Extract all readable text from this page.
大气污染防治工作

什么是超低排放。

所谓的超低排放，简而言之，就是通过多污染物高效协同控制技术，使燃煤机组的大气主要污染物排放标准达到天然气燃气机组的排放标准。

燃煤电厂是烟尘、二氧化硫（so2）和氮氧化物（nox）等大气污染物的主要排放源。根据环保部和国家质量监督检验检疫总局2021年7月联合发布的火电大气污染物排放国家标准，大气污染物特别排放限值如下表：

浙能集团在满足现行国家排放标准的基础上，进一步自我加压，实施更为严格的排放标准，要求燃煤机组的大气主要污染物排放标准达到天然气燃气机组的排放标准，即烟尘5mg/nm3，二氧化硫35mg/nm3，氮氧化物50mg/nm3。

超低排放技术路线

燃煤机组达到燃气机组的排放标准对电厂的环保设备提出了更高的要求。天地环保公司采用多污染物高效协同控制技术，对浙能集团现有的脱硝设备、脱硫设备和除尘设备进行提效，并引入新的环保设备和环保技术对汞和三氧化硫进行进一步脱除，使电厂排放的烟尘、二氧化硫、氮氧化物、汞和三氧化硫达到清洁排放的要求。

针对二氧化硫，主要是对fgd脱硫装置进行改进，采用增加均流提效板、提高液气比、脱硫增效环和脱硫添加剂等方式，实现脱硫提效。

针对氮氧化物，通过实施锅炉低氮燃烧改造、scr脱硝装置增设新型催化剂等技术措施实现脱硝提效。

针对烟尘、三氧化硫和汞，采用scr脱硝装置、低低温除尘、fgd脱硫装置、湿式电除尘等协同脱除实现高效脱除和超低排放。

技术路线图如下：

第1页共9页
****
What is required: Using the data above, repeat every line exactly.

Task answer:
Extract all readable text from this page.
大气污染防治工作

什么是超低排放。

所谓的超低排放，简而言之，就是通过多污染物高效协同控制技术，使燃煤机组的大气主要污染物排放标准达到天然气燃气机组的排放标准。

燃煤电厂是烟尘、二氧化硫（so2）和氮氧化物（nox）等大气污染物的主要排放源。根据环保部和国家质量监督检验检疫总局2021年7月联合发布的火电大气污染物排放国家标准，大气污染物特别排放限值如下表：

浙能集团在满足现行国家排放标准的基础上，进一步自我加压，实施更为严格的排放标准，要求燃煤机组的大气主要污染物排放标准达到天然气燃气机组的排放标准，即烟尘5mg/nm3，二氧化硫35mg/nm3，氮氧化物50mg/nm3。

超低排放技术路线

燃煤机组达到燃气机组的排放标准对电厂的环保设备提出了更高的要求。天地环保公司采用多污染物高效协同控制技术，对浙能集团现有的脱硝设备、脱硫设备和除尘设备进行提效，并引入新的环保设备和环保技术对汞和三氧化硫进行进一步脱除，使电厂排放的烟尘、二氧化硫、氮氧化物、汞和三氧化硫达到清洁排放的要求。

针对二氧化硫，主要是对fgd脱硫装置进行改进，采用增加均流提效板、提高液气比、脱硫增效环和脱硫添加剂等方式，实现脱硫提效。

针对氮氧化物，通过实施锅炉低氮燃烧改造、scr脱硝装置增设新型催化剂等技术措施实现脱硝提效。

针对烟尘、三氧化硫和汞，采用scr脱硝装置、低低温除尘、fgd脱硫装置、湿式电除尘等协同脱除实现高效脱除和超低排放。

技术路线图如下：

第1页共9页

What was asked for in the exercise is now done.